• _Task details_
Word for word, restate every line of the material.

· · · · ·

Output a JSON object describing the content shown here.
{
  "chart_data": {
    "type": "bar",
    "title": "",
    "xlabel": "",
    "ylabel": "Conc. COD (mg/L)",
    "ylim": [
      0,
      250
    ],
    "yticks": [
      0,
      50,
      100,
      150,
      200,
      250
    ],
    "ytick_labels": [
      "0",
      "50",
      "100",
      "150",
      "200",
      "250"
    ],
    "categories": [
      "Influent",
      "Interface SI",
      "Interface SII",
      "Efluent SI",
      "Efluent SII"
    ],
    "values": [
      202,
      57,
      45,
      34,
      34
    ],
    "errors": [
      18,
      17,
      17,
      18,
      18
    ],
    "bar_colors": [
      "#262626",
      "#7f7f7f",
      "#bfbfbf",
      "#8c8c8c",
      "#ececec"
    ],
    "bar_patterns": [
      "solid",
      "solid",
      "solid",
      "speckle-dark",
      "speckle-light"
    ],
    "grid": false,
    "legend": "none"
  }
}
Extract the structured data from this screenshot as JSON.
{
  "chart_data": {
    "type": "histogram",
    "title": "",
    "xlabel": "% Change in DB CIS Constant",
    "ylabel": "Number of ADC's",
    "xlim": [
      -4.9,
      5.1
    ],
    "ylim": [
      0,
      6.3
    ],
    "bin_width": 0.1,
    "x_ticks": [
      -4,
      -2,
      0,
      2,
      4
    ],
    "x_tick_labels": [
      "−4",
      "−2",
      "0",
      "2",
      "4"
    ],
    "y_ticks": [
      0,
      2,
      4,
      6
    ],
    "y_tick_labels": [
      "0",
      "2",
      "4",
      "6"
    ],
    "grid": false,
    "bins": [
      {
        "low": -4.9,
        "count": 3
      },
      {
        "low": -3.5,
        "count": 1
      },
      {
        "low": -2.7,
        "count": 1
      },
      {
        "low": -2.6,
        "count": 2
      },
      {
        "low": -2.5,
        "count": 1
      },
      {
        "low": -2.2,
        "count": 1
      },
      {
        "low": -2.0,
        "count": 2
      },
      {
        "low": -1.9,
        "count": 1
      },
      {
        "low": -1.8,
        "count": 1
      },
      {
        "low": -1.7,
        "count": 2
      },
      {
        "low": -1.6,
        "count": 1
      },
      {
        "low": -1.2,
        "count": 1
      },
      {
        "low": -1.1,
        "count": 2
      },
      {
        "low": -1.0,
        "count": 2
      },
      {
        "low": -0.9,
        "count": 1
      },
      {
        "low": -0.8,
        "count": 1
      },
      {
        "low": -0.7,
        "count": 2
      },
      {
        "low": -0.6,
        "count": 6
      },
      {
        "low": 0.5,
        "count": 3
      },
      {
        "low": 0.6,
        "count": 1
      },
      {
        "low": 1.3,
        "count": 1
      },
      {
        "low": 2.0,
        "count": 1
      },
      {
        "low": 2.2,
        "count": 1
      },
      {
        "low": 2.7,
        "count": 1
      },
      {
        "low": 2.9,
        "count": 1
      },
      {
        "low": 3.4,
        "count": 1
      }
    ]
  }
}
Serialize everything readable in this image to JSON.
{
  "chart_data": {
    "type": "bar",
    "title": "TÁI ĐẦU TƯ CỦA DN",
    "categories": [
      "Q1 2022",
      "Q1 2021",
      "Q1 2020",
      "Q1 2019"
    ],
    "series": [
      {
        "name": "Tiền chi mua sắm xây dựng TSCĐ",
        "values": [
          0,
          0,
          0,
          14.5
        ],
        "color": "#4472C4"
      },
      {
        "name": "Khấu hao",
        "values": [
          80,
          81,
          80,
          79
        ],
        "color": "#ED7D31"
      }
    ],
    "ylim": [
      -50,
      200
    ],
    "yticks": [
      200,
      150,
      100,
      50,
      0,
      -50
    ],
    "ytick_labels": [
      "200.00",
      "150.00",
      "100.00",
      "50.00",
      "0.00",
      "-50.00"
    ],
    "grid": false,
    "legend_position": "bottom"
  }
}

· · · · ·

• _Answer to the task_
Output a JSON object describing the content shown here.
{
  "chart_data": {
    "type": "bar",
    "title": "",
    "xlabel": "",
    "ylabel": "Conc. COD (mg/L)",
    "ylim": [
      0,
      250
    ],
    "yticks": [
      0,
      50,
      100,
      150,
      200,
      250
    ],
    "ytick_labels": [
      "0",
      "50",
      "100",
      "150",
      "200",
      "250"
    ],
    "categories": [
      "Influent",
      "Interface SI",
      "Interface SII",
      "Efluent SI",
      "Efluent SII"
    ],
    "values": [
      202,
      57,
      45,
      34,
      34
    ],
    "errors": [
      18,
      17,
      17,
      18,
      18
    ],
    "bar_colors": [
      "#262626",
      "#7f7f7f",
      "#bfbfbf",
      "#8c8c8c",
      "#ececec"
    ],
    "bar_patterns": [
      "solid",
      "solid",
      "solid",
      "speckle-dark",
      "speckle-light"
    ],
    "grid": false,
    "legend": "none"
  }
}
Extract the structured data from this screenshot as JSON.
{
  "chart_data": {
    "type": "histogram",
    "title": "",
    "xlabel": "% Change in DB CIS Constant",
    "ylabel": "Number of ADC's",
    "xlim": [
      -4.9,
      5.1
    ],
    "ylim": [
      0,
      6.3
    ],
    "bin_width": 0.1,
    "x_ticks": [
      -4,
      -2,
      0,
      2,
      4
    ],
    "x_tick_labels": [
      "−4",
      "−2",
      "0",
      "2",
      "4"
    ],
    "y_ticks": [
      0,
      2,
      4,
      6
    ],
    "y_tick_labels": [
      "0",
      "2",
      "4",
      "6"
    ],
    "grid": false,
    "bins": [
      {
        "low": -4.9,
        "count": 3
      },
      {
        "low": -3.5,
        "count": 1
      },
      {
        "low": -2.7,
        "count": 1
      },
      {
        "low": -2.6,
        "count": 2
      },
      {
        "low": -2.5,
        "count": 1
      },
      {
        "low": -2.2,
        "count": 1
      },
      {
        "low": -2.0,
        "count": 2
      },
      {
        "low": -1.9,
        "count": 1
      },
      {
        "low": -1.8,
        "count": 1
      },
      {
        "low": -1.7,
        "count": 2
      },
      {
        "low": -1.6,
        "count": 1
      },
      {
        "low": -1.2,
        "count": 1
      },
      {
        "low": -1.1,
        "count": 2
      },
      {
        "low": -1.0,
        "count": 2
      },
      {
        "low": -0.9,
        "count": 1
      },
      {
        "low": -0.8,
        "count": 1
      },
      {
        "low": -0.7,
        "count": 2
      },
      {
        "low": -0.6,
        "count": 6
      },
      {
        "low": 0.5,
        "count": 3
      },
      {
        "low": 0.6,
        "count": 1
      },
      {
        "low": 1.3,
        "count": 1
      },
      {
        "low": 2.0,
        "count": 1
      },
      {
        "low": 2.2,
        "count": 1
      },
      {
        "low": 2.7,
        "count": 1
      },
      {
        "low": 2.9,
        "count": 1
      },
      {
        "low": 3.4,
        "count": 1
      }
    ]
  }
}
Serialize everything readable in this image to JSON.
{
  "chart_data": {
    "type": "bar",
    "title": "TÁI ĐẦU TƯ CỦA DN",
    "categories": [
      "Q1 2022",
      "Q1 2021",
      "Q1 2020",
      "Q1 2019"
    ],
    "series": [
      {
        "name": "Tiền chi mua sắm xây dựng TSCĐ",
        "values": [
          0,
          0,
          0,
          14.5
        ],
        "color": "#4472C4"
      },
      {
        "name": "Khấu hao",
        "values": [
          80,
          81,
          80,
          79
        ],
        "color": "#ED7D31"
      }
    ],
    "ylim": [
      -50,
      200
    ],
    "yticks": [
      200,
      150,
      100,
      50,
      0,
      -50
    ],
    "ytick_labels": [
      "200.00",
      "150.00",
      "100.00",
      "50.00",
      "0.00",
      "-50.00"
    ],
    "grid": false,
    "legend_position": "bottom"
  }
}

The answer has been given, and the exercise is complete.